● Work to complete:
Reproduce the records below exactly as they appear.

● Data listing:

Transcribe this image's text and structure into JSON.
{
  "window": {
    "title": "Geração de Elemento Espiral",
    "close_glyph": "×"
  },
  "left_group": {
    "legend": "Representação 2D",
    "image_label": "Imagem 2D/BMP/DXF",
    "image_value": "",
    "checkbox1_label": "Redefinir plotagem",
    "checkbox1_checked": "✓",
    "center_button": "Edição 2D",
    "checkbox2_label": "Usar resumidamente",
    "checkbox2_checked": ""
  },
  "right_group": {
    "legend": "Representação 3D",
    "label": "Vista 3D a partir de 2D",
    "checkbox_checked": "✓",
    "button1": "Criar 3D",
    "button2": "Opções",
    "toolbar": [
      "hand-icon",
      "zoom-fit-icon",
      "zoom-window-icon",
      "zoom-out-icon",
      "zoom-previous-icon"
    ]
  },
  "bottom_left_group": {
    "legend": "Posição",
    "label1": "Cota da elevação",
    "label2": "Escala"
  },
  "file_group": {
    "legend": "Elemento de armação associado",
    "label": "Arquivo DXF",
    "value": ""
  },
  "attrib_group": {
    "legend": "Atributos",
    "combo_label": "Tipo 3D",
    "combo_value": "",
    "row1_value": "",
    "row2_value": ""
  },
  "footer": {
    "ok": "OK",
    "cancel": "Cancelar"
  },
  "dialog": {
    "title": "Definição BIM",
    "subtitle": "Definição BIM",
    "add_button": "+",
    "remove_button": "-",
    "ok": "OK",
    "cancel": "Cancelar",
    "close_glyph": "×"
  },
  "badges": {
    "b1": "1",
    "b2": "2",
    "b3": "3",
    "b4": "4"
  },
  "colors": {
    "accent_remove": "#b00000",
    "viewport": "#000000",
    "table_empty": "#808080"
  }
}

● Worked answer:
Transcribe this image's text and structure into JSON.
{
  "window": {
    "title": "Geração de Elemento Espiral",
    "close_glyph": "×"
  },
  "left_group": {
    "legend": "Representação 2D",
    "image_label": "Imagem 2D/BMP/DXF",
    "image_value": "",
    "checkbox1_label": "Redefinir plotagem",
    "checkbox1_checked": "✓",
    "center_button": "Edição 2D",
    "checkbox2_label": "Usar resumidamente",
    "checkbox2_checked": ""
  },
  "right_group": {
    "legend": "Representação 3D",
    "label": "Vista 3D a partir de 2D",
    "checkbox_checked": "✓",
    "button1": "Criar 3D",
    "button2": "Opções",
    "toolbar": [
      "hand-icon",
      "zoom-fit-icon",
      "zoom-window-icon",
      "zoom-out-icon",
      "zoom-previous-icon"
    ]
  },
  "bottom_left_group": {
    "legend": "Posição",
    "label1": "Cota da elevação",
    "label2": "Escala"
  },
  "file_group": {
    "legend": "Elemento de armação associado",
    "label": "Arquivo DXF",
    "value": ""
  },
  "attrib_group": {
    "legend": "Atributos",
    "combo_label": "Tipo 3D",
    "combo_value": "",
    "row1_value": "",
    "row2_value": ""
  },
  "footer": {
    "ok": "OK",
    "cancel": "Cancelar"
  },
  "dialog": {
    "title": "Definição BIM",
    "subtitle": "Definição BIM",
    "add_button": "+",
    "remove_button": "-",
    "ok": "OK",
    "cancel": "Cancelar",
    "close_glyph": "×"
  },
  "badges": {
    "b1": "1",
    "b2": "2",
    "b3": "3",
    "b4": "4"
  },
  "colors": {
    "accent_remove": "#b00000",
    "viewport": "#000000",
    "table_empty": "#808080"
  }
}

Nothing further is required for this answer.